Drop the pictures from the entries below, then reproduce the rest exactly.
-- BEGIN Data for this exercise --
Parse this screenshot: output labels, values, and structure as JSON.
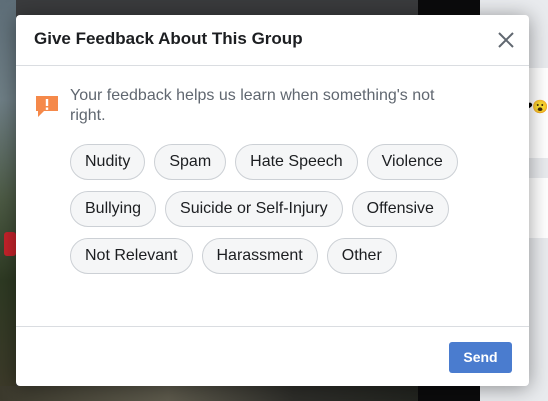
{
  "dialog": {
    "title": "Give Feedback About This Group",
    "close_icon": "close-icon",
    "info_icon": "exclamation-icon",
    "info_text": "Your feedback helps us learn when something's not right.",
    "chips": [
      [
        "Nudity",
        "Spam",
        "Hate Speech",
        "Violence"
      ],
      [
        "Bullying",
        "Suicide or Self-Injury",
        "Offensive"
      ],
      [
        "Not Relevant",
        "Harassment",
        "Other"
      ]
    ],
    "send_label": "Send"
  },
  "colors": {
    "accent": "#4a7ccf",
    "info_icon": "#f5894a",
    "chip_bg": "#f5f6f7"
  }
}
-- END Data for this exercise --
■ Completed task
Parse this screenshot: output labels, values, and structure as JSON.
{
  "dialog": {
    "title": "Give Feedback About This Group",
    "close_icon": "close-icon",
    "info_icon": "exclamation-icon",
    "info_text": "Your feedback helps us learn when something's not right.",
    "chips": [
      [
        "Nudity",
        "Spam",
        "Hate Speech",
        "Violence"
      ],
      [
        "Bullying",
        "Suicide or Self-Injury",
        "Offensive"
      ],
      [
        "Not Relevant",
        "Harassment",
        "Other"
      ]
    ],
    "send_label": "Send"
  },
  "colors": {
    "accent": "#4a7ccf",
    "info_icon": "#f5894a",
    "chip_bg": "#f5f6f7"
  }
}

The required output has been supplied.